Rows from a dataset:
## start
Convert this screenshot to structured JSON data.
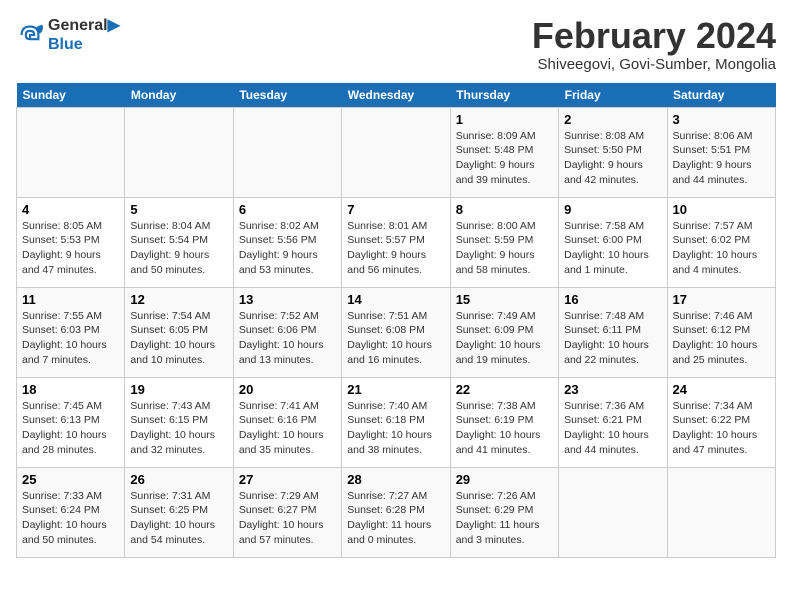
{
  "header": {
    "logo_line1": "General",
    "logo_line2": "Blue",
    "month_title": "February 2024",
    "subtitle": "Shiveegovi, Govi-Sumber, Mongolia"
  },
  "days_of_week": [
    "Sunday",
    "Monday",
    "Tuesday",
    "Wednesday",
    "Thursday",
    "Friday",
    "Saturday"
  ],
  "weeks": [
    [
      {
        "day": "",
        "info": ""
      },
      {
        "day": "",
        "info": ""
      },
      {
        "day": "",
        "info": ""
      },
      {
        "day": "",
        "info": ""
      },
      {
        "day": "1",
        "info": "Sunrise: 8:09 AM\nSunset: 5:48 PM\nDaylight: 9 hours and 39 minutes."
      },
      {
        "day": "2",
        "info": "Sunrise: 8:08 AM\nSunset: 5:50 PM\nDaylight: 9 hours and 42 minutes."
      },
      {
        "day": "3",
        "info": "Sunrise: 8:06 AM\nSunset: 5:51 PM\nDaylight: 9 hours and 44 minutes."
      }
    ],
    [
      {
        "day": "4",
        "info": "Sunrise: 8:05 AM\nSunset: 5:53 PM\nDaylight: 9 hours and 47 minutes."
      },
      {
        "day": "5",
        "info": "Sunrise: 8:04 AM\nSunset: 5:54 PM\nDaylight: 9 hours and 50 minutes."
      },
      {
        "day": "6",
        "info": "Sunrise: 8:02 AM\nSunset: 5:56 PM\nDaylight: 9 hours and 53 minutes."
      },
      {
        "day": "7",
        "info": "Sunrise: 8:01 AM\nSunset: 5:57 PM\nDaylight: 9 hours and 56 minutes."
      },
      {
        "day": "8",
        "info": "Sunrise: 8:00 AM\nSunset: 5:59 PM\nDaylight: 9 hours and 58 minutes."
      },
      {
        "day": "9",
        "info": "Sunrise: 7:58 AM\nSunset: 6:00 PM\nDaylight: 10 hours and 1 minute."
      },
      {
        "day": "10",
        "info": "Sunrise: 7:57 AM\nSunset: 6:02 PM\nDaylight: 10 hours and 4 minutes."
      }
    ],
    [
      {
        "day": "11",
        "info": "Sunrise: 7:55 AM\nSunset: 6:03 PM\nDaylight: 10 hours and 7 minutes."
      },
      {
        "day": "12",
        "info": "Sunrise: 7:54 AM\nSunset: 6:05 PM\nDaylight: 10 hours and 10 minutes."
      },
      {
        "day": "13",
        "info": "Sunrise: 7:52 AM\nSunset: 6:06 PM\nDaylight: 10 hours and 13 minutes."
      },
      {
        "day": "14",
        "info": "Sunrise: 7:51 AM\nSunset: 6:08 PM\nDaylight: 10 hours and 16 minutes."
      },
      {
        "day": "15",
        "info": "Sunrise: 7:49 AM\nSunset: 6:09 PM\nDaylight: 10 hours and 19 minutes."
      },
      {
        "day": "16",
        "info": "Sunrise: 7:48 AM\nSunset: 6:11 PM\nDaylight: 10 hours and 22 minutes."
      },
      {
        "day": "17",
        "info": "Sunrise: 7:46 AM\nSunset: 6:12 PM\nDaylight: 10 hours and 25 minutes."
      }
    ],
    [
      {
        "day": "18",
        "info": "Sunrise: 7:45 AM\nSunset: 6:13 PM\nDaylight: 10 hours and 28 minutes."
      },
      {
        "day": "19",
        "info": "Sunrise: 7:43 AM\nSunset: 6:15 PM\nDaylight: 10 hours and 32 minutes."
      },
      {
        "day": "20",
        "info": "Sunrise: 7:41 AM\nSunset: 6:16 PM\nDaylight: 10 hours and 35 minutes."
      },
      {
        "day": "21",
        "info": "Sunrise: 7:40 AM\nSunset: 6:18 PM\nDaylight: 10 hours and 38 minutes."
      },
      {
        "day": "22",
        "info": "Sunrise: 7:38 AM\nSunset: 6:19 PM\nDaylight: 10 hours and 41 minutes."
      },
      {
        "day": "23",
        "info": "Sunrise: 7:36 AM\nSunset: 6:21 PM\nDaylight: 10 hours and 44 minutes."
      },
      {
        "day": "24",
        "info": "Sunrise: 7:34 AM\nSunset: 6:22 PM\nDaylight: 10 hours and 47 minutes."
      }
    ],
    [
      {
        "day": "25",
        "info": "Sunrise: 7:33 AM\nSunset: 6:24 PM\nDaylight: 10 hours and 50 minutes."
      },
      {
        "day": "26",
        "info": "Sunrise: 7:31 AM\nSunset: 6:25 PM\nDaylight: 10 hours and 54 minutes."
      },
      {
        "day": "27",
        "info": "Sunrise: 7:29 AM\nSunset: 6:27 PM\nDaylight: 10 hours and 57 minutes."
      },
      {
        "day": "28",
        "info": "Sunrise: 7:27 AM\nSunset: 6:28 PM\nDaylight: 11 hours and 0 minutes."
      },
      {
        "day": "29",
        "info": "Sunrise: 7:26 AM\nSunset: 6:29 PM\nDaylight: 11 hours and 3 minutes."
      },
      {
        "day": "",
        "info": ""
      },
      {
        "day": "",
        "info": ""
      }
    ]
  ]
}
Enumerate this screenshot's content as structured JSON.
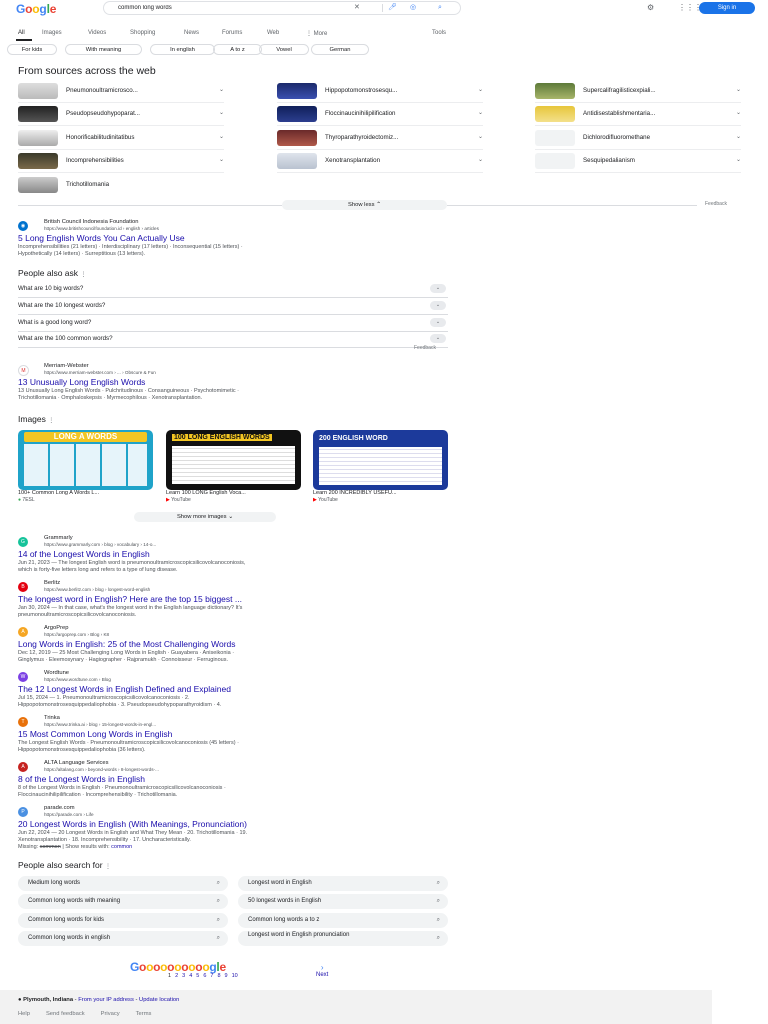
## end
REQUEST: Which lines contain "JSON"? Copy each of them.

EXERCISE SOLUTION:
Convert this screenshot to structured JSON data.
Enumerate this screenshot's content as structured JSON.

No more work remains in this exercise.